[Task goal] Render every line of the records below as one JSON list of strings, with one string per line and blank lines skipped. Leave the pictures out.

[Records from a dataset]
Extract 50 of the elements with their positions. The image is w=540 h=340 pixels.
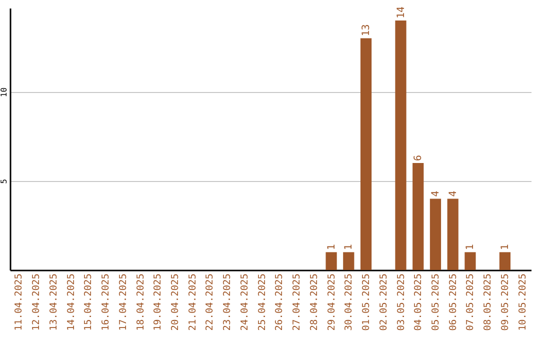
x-tick-label: 14.04.2025 (66, 274, 77, 331)
x-tick-label: 02.05.2025 (378, 274, 390, 331)
x-tick-label: 07.05.2025 (465, 274, 476, 331)
x-tick-label: 10.05.2025 (517, 274, 528, 331)
x-tick-label: 24.04.2025 (239, 274, 250, 331)
bar (343, 252, 354, 270)
data-label: 1 (326, 244, 338, 250)
y-tick-label: 5 (0, 178, 8, 184)
x-tick-label: 04.05.2025 (413, 274, 424, 331)
data-label: 13 (361, 24, 372, 36)
x-tick-label: 29.04.2025 (326, 274, 338, 331)
x-tick-label: 01.05.2025 (361, 274, 372, 331)
data-label: 4 (430, 190, 442, 197)
x-tick-label: 28.04.2025 (308, 274, 320, 331)
x-tick-label: 03.05.2025 (396, 274, 407, 331)
data-label: 6 (413, 155, 424, 162)
bar (412, 163, 424, 270)
x-tick-label: 26.04.2025 (274, 274, 286, 331)
bar (326, 252, 337, 270)
x-tick-label: 30.04.2025 (344, 274, 355, 331)
x-tick-label: 11.04.2025 (14, 274, 25, 331)
x-tick-label: 13.04.2025 (48, 274, 60, 331)
x-tick-label: 06.05.2025 (448, 274, 459, 331)
x-tick-label: 12.04.2025 (31, 274, 42, 331)
x-tick-label: 21.04.2025 (187, 274, 198, 331)
x-tick-label: 15.04.2025 (83, 274, 94, 331)
data-label: 14 (396, 6, 407, 18)
bar (430, 198, 442, 270)
x-tick-label: 23.04.2025 (222, 274, 234, 331)
data-label: 1 (500, 244, 511, 250)
x-tick-label: 09.05.2025 (500, 274, 511, 331)
x-tick-label: 17.04.2025 (118, 274, 129, 331)
data-label: 4 (448, 190, 459, 197)
bar (360, 38, 372, 270)
x-tick-label: 25.04.2025 (256, 274, 268, 331)
x-tick-label: 18.04.2025 (135, 274, 146, 331)
x-tick-label: 22.04.2025 (204, 274, 216, 331)
x-tick-label: 08.05.2025 (482, 274, 494, 331)
x-tick-label: 20.04.2025 (170, 274, 181, 331)
data-label: 1 (465, 244, 476, 250)
bar (447, 198, 458, 270)
bar (395, 20, 406, 270)
x-tick-label: 27.04.2025 (292, 274, 303, 331)
x-tick-label: 05.05.2025 (430, 274, 442, 331)
bar (464, 252, 476, 270)
x-tick-label: 16.04.2025 (100, 274, 112, 331)
x-tick-label: 19.04.2025 (152, 274, 164, 331)
data-label: 1 (344, 244, 355, 250)
y-tick-label: 10 (0, 87, 8, 98)
bar (499, 252, 511, 270)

[Written solution]
[
  "Extract 50 of the elements with their positions. The image is w=540 h=340 pixels.",
  "x-tick-label: 14.04.2025 (66, 274, 77, 331)",
  "x-tick-label: 02.05.2025 (378, 274, 390, 331)",
  "x-tick-label: 07.05.2025 (465, 274, 476, 331)",
  "x-tick-label: 10.05.2025 (517, 274, 528, 331)",
  "x-tick-label: 24.04.2025 (239, 274, 250, 331)",
  "bar (343, 252, 354, 270)",
  "data-label: 1 (326, 244, 338, 250)",
  "y-tick-label: 5 (0, 178, 8, 184)",
  "x-tick-label: 04.05.2025 (413, 274, 424, 331)",
  "data-label: 13 (361, 24, 372, 36)",
  "x-tick-label: 29.04.2025 (326, 274, 338, 331)",
  "x-tick-label: 01.05.2025 (361, 274, 372, 331)",
  "data-label: 4 (430, 190, 442, 197)",
  "x-tick-label: 28.04.2025 (308, 274, 320, 331)",
  "x-tick-label: 03.05.2025 (396, 274, 407, 331)",
  "data-label: 6 (413, 155, 424, 162)",
  "bar (412, 163, 424, 270)",
  "x-tick-label: 26.04.2025 (274, 274, 286, 331)",
  "bar (326, 252, 337, 270)",
  "x-tick-label: 30.04.2025 (344, 274, 355, 331)",
  "x-tick-label: 11.04.2025 (14, 274, 25, 331)",
  "x-tick-label: 13.04.2025 (48, 274, 60, 331)",
  "x-tick-label: 06.05.2025 (448, 274, 459, 331)",
  "x-tick-label: 12.04.2025 (31, 274, 42, 331)",
  "x-tick-label: 21.04.2025 (187, 274, 198, 331)",
  "x-tick-label: 15.04.2025 (83, 274, 94, 331)",
  "data-label: 14 (396, 6, 407, 18)",
  "bar (430, 198, 442, 270)",
  "x-tick-label: 23.04.2025 (222, 274, 234, 331)",
  "data-label: 1 (500, 244, 511, 250)",
  "x-tick-label: 09.05.2025 (500, 274, 511, 331)",
  "x-tick-label: 17.04.2025 (118, 274, 129, 331)",
  "data-label: 4 (448, 190, 459, 197)",
  "bar (360, 38, 372, 270)",
  "x-tick-label: 25.04.2025 (256, 274, 268, 331)",
  "x-tick-label: 18.04.2025 (135, 274, 146, 331)",
  "x-tick-label: 22.04.2025 (204, 274, 216, 331)",
  "x-tick-label: 08.05.2025 (482, 274, 494, 331)",
  "x-tick-label: 20.04.2025 (170, 274, 181, 331)",
  "data-label: 1 (465, 244, 476, 250)",
  "bar (447, 198, 458, 270)",
  "bar (395, 20, 406, 270)",
  "x-tick-label: 27.04.2025 (292, 274, 303, 331)",
  "x-tick-label: 05.05.2025 (430, 274, 442, 331)",
  "bar (464, 252, 476, 270)",
  "x-tick-label: 16.04.2025 (100, 274, 112, 331)",
  "x-tick-label: 19.04.2025 (152, 274, 164, 331)",
  "data-label: 1 (344, 244, 355, 250)",
  "y-tick-label: 10 (0, 87, 8, 98)",
  "bar (499, 252, 511, 270)"
]